• [AVAILABLE DATA]
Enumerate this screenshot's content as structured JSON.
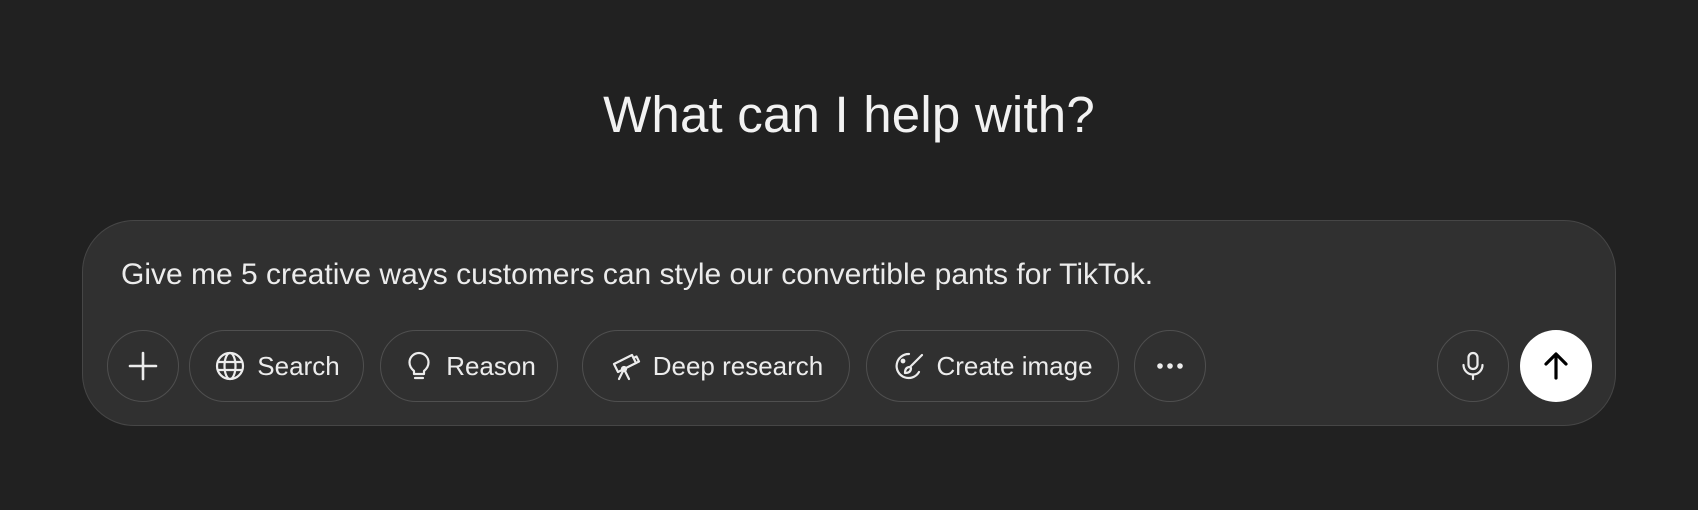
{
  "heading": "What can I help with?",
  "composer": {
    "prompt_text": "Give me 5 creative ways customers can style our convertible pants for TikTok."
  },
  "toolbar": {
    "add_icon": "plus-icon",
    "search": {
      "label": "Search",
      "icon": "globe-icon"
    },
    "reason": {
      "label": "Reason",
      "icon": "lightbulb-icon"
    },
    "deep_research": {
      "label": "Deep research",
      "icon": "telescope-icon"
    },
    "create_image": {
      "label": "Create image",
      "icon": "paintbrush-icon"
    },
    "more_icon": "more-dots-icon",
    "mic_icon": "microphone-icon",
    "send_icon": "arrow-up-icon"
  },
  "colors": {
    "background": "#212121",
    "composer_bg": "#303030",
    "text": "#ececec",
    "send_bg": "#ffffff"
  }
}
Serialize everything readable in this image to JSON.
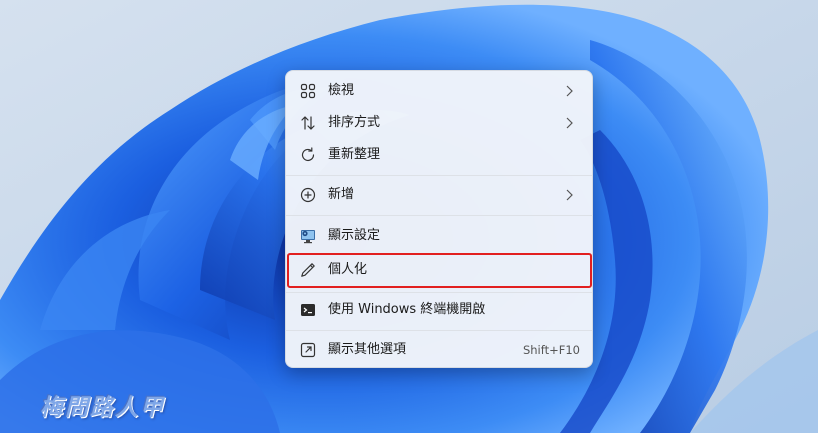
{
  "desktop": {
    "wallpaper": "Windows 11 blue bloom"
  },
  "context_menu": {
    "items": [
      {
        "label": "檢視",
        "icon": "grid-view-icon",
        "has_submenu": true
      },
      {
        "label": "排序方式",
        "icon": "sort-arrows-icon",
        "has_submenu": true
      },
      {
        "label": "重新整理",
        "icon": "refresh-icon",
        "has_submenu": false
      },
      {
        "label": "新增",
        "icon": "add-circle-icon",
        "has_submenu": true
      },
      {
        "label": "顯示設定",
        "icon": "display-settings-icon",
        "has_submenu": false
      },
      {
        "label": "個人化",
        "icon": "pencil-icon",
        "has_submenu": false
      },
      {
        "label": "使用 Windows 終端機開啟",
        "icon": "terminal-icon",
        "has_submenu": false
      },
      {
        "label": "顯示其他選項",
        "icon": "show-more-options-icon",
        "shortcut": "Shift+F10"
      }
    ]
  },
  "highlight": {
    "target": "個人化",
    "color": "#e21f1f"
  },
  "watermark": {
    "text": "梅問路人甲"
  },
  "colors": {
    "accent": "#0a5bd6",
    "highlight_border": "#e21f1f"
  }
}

• [DIRECTIONS FOR THIS TASK]
Set down the complete material exactly, but do not include the images.

• [OUTPUT OF THE EXERCISE]
Enumerate this screenshot's content as structured JSON.
{
  "heading": "What can I help with?",
  "composer": {
    "prompt_text": "Give me 5 creative ways customers can style our convertible pants for TikTok."
  },
  "toolbar": {
    "add_icon": "plus-icon",
    "search": {
      "label": "Search",
      "icon": "globe-icon"
    },
    "reason": {
      "label": "Reason",
      "icon": "lightbulb-icon"
    },
    "deep_research": {
      "label": "Deep research",
      "icon": "telescope-icon"
    },
    "create_image": {
      "label": "Create image",
      "icon": "paintbrush-icon"
    },
    "more_icon": "more-dots-icon",
    "mic_icon": "microphone-icon",
    "send_icon": "arrow-up-icon"
  },
  "colors": {
    "background": "#212121",
    "composer_bg": "#303030",
    "text": "#ececec",
    "send_bg": "#ffffff"
  }
}
Serialize everything readable in this image to JSON.
{
  "desktop": {
    "wallpaper": "Windows 11 blue bloom"
  },
  "context_menu": {
    "items": [
      {
        "label": "檢視",
        "icon": "grid-view-icon",
        "has_submenu": true
      },
      {
        "label": "排序方式",
        "icon": "sort-arrows-icon",
        "has_submenu": true
      },
      {
        "label": "重新整理",
        "icon": "refresh-icon",
        "has_submenu": false
      },
      {
        "label": "新增",
        "icon": "add-circle-icon",
        "has_submenu": true
      },
      {
        "label": "顯示設定",
        "icon": "display-settings-icon",
        "has_submenu": false
      },
      {
        "label": "個人化",
        "icon": "pencil-icon",
        "has_submenu": false
      },
      {
        "label": "使用 Windows 終端機開啟",
        "icon": "terminal-icon",
        "has_submenu": false
      },
      {
        "label": "顯示其他選項",
        "icon": "show-more-options-icon",
        "shortcut": "Shift+F10"
      }
    ]
  },
  "highlight": {
    "target": "個人化",
    "color": "#e21f1f"
  },
  "watermark": {
    "text": "梅問路人甲"
  },
  "colors": {
    "accent": "#0a5bd6",
    "highlight_border": "#e21f1f"
  }
}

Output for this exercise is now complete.